### Goal of the exercise:
Transcribe the material exactly. Images do not belong in the copy.

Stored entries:

— Start —

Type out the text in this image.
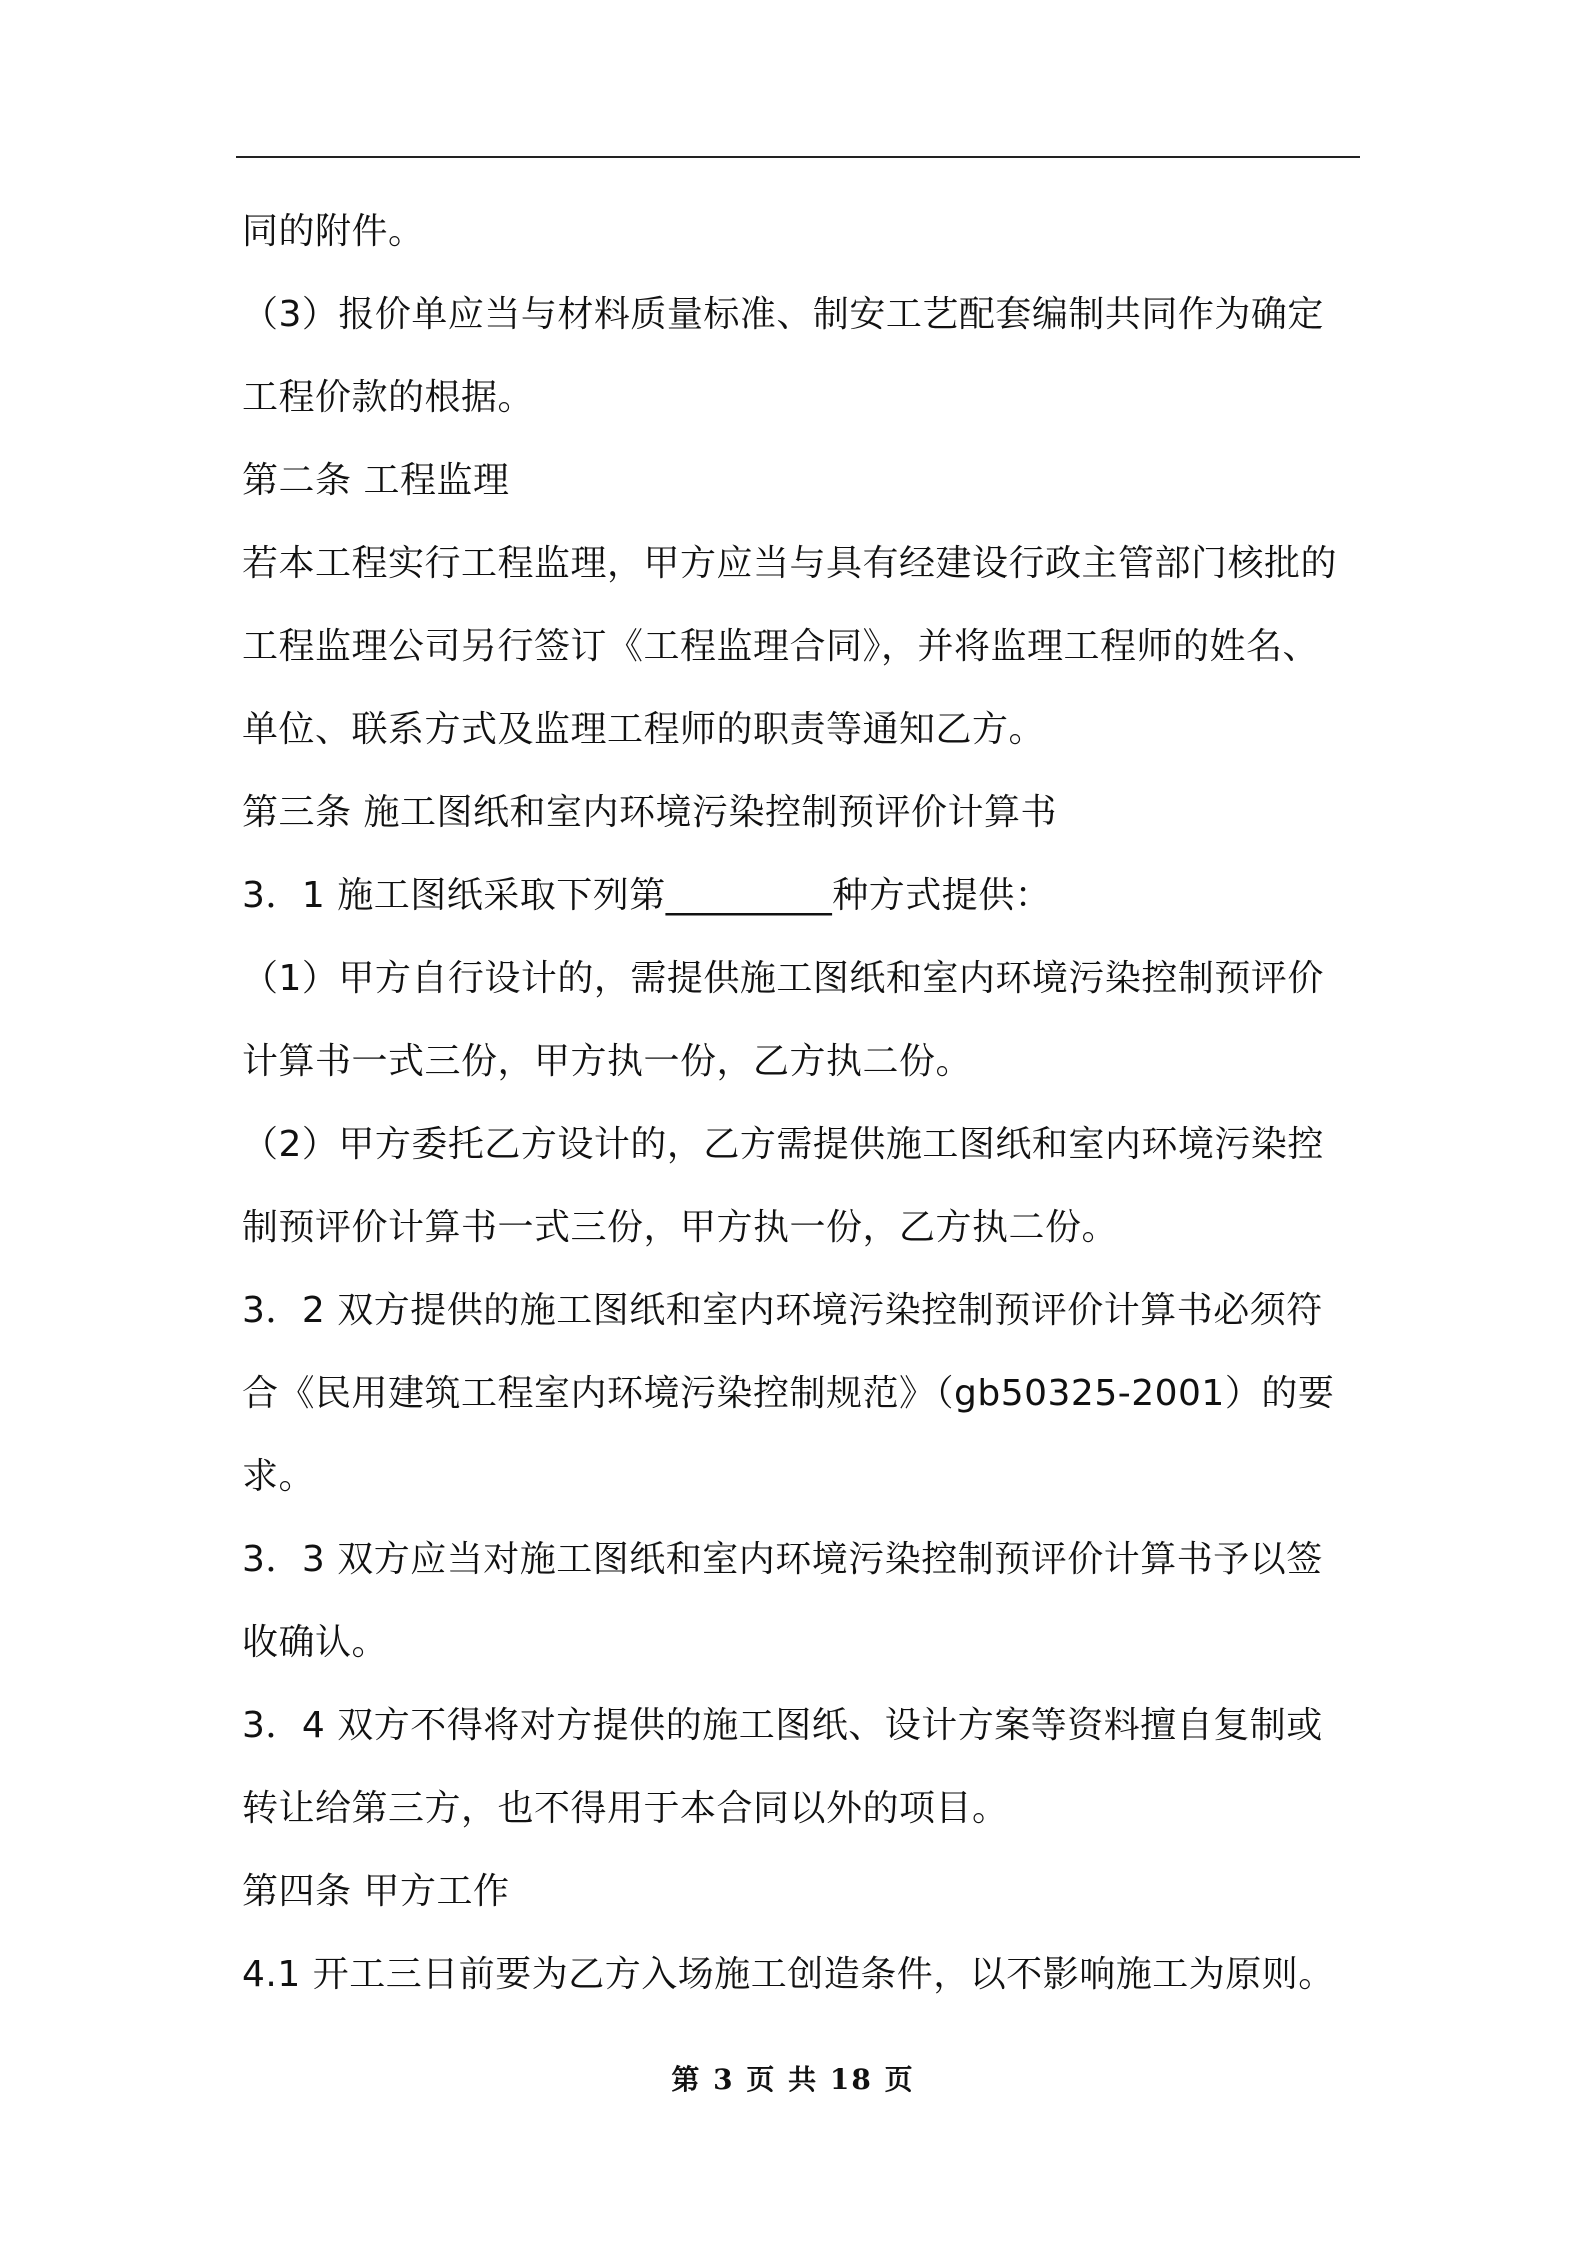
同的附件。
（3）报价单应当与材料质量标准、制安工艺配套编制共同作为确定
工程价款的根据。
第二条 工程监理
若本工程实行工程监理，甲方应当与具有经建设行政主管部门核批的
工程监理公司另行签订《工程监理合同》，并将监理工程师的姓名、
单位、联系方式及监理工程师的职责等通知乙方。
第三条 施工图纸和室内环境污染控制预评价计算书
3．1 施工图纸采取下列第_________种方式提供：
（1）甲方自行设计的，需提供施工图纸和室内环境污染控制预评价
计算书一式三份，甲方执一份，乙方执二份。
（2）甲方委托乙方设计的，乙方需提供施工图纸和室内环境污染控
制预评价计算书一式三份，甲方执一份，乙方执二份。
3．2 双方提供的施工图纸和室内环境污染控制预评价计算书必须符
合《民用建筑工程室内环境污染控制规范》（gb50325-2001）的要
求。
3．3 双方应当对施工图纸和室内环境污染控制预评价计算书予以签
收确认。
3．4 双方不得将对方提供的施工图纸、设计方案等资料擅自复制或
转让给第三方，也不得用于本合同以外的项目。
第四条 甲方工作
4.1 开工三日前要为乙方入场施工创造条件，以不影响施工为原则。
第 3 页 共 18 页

— End —

### Result of this exercise:
Type out the text in this image.
同的附件。
（3）报价单应当与材料质量标准、制安工艺配套编制共同作为确定
工程价款的根据。
第二条 工程监理
若本工程实行工程监理，甲方应当与具有经建设行政主管部门核批的
工程监理公司另行签订《工程监理合同》，并将监理工程师的姓名、
单位、联系方式及监理工程师的职责等通知乙方。
第三条 施工图纸和室内环境污染控制预评价计算书
3．1 施工图纸采取下列第_________种方式提供：
（1）甲方自行设计的，需提供施工图纸和室内环境污染控制预评价
计算书一式三份，甲方执一份，乙方执二份。
（2）甲方委托乙方设计的，乙方需提供施工图纸和室内环境污染控
制预评价计算书一式三份，甲方执一份，乙方执二份。
3．2 双方提供的施工图纸和室内环境污染控制预评价计算书必须符
合《民用建筑工程室内环境污染控制规范》（gb50325-2001）的要
求。
3．3 双方应当对施工图纸和室内环境污染控制预评价计算书予以签
收确认。
3．4 双方不得将对方提供的施工图纸、设计方案等资料擅自复制或
转让给第三方，也不得用于本合同以外的项目。
第四条 甲方工作
4.1 开工三日前要为乙方入场施工创造条件，以不影响施工为原则。
第 3 页 共 18 页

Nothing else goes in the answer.